**TASK DETAILS:**
Of all the lines in the material, how many contain the word "Shinzo"? State the number alone.

**GIVEN RECORDS:**
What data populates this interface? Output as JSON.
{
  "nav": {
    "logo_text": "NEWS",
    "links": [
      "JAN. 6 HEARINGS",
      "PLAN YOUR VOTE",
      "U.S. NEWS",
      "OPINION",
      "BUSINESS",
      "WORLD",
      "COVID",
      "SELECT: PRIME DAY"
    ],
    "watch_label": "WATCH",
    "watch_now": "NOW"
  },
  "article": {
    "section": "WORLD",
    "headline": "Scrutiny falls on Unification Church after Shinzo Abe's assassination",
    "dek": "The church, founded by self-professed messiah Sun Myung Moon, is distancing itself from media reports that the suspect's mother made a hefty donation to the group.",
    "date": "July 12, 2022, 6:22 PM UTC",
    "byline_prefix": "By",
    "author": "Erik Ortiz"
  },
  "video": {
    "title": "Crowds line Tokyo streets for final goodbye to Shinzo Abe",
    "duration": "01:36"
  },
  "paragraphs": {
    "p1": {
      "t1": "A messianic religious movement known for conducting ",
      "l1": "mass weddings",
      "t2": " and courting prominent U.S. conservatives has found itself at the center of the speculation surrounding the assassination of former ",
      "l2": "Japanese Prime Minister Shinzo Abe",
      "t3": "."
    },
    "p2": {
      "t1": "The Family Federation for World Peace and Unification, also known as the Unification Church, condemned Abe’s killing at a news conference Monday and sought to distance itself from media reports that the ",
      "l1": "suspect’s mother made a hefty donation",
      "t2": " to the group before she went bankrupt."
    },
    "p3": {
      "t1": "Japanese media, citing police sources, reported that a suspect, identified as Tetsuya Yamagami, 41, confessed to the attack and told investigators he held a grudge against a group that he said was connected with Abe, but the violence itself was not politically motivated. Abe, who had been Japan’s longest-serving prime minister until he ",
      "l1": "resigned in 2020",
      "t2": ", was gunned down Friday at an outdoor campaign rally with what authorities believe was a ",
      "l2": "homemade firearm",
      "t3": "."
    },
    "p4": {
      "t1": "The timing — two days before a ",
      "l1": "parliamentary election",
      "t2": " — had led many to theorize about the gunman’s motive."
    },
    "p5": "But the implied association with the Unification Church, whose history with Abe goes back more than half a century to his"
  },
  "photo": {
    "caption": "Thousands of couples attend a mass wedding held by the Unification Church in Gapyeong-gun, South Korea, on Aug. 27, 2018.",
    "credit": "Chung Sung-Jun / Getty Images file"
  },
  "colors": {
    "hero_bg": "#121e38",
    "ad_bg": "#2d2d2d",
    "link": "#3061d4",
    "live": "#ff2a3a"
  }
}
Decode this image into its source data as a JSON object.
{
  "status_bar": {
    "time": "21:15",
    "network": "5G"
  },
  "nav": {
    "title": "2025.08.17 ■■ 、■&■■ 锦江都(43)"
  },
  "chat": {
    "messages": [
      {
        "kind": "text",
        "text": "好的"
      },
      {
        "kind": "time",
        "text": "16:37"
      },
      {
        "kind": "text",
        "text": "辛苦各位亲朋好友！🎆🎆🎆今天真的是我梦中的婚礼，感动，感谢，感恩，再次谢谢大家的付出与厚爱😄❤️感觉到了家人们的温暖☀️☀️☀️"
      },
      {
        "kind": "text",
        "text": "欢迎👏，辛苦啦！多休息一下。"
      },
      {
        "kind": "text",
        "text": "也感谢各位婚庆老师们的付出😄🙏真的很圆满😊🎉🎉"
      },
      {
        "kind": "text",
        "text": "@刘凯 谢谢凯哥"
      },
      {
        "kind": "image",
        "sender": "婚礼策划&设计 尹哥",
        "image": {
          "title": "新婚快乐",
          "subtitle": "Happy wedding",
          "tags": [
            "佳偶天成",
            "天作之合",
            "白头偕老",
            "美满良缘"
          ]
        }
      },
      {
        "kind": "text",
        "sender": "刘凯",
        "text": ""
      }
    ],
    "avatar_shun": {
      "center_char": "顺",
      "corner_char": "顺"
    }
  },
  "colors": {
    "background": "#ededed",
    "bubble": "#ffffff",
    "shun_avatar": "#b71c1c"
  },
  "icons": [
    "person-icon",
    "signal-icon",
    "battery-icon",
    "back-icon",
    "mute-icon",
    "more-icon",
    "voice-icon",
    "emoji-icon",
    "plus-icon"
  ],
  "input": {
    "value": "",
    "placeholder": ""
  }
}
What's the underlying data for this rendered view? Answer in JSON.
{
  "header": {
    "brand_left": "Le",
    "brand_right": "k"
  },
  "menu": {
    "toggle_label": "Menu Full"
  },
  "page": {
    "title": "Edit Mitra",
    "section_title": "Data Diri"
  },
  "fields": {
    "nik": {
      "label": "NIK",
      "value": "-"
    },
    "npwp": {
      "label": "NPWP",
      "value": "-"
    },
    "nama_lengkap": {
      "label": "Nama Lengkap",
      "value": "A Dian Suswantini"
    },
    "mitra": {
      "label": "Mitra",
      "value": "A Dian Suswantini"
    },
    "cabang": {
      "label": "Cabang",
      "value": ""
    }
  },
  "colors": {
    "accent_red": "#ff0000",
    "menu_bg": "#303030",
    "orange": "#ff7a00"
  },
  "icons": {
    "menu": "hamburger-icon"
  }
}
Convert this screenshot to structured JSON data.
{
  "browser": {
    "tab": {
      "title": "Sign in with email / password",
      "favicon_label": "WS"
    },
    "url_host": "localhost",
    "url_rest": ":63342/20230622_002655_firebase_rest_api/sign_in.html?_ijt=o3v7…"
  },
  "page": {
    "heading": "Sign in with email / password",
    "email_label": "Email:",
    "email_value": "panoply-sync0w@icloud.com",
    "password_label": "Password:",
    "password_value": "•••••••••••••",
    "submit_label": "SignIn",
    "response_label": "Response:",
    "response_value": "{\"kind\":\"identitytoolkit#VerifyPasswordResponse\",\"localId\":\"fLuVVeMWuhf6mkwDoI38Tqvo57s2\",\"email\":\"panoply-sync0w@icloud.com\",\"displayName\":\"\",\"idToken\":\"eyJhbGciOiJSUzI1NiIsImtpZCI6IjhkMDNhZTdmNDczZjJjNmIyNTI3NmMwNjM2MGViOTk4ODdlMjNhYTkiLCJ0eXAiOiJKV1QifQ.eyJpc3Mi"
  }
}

**RESPONSE TO THE EXERCISE:**
3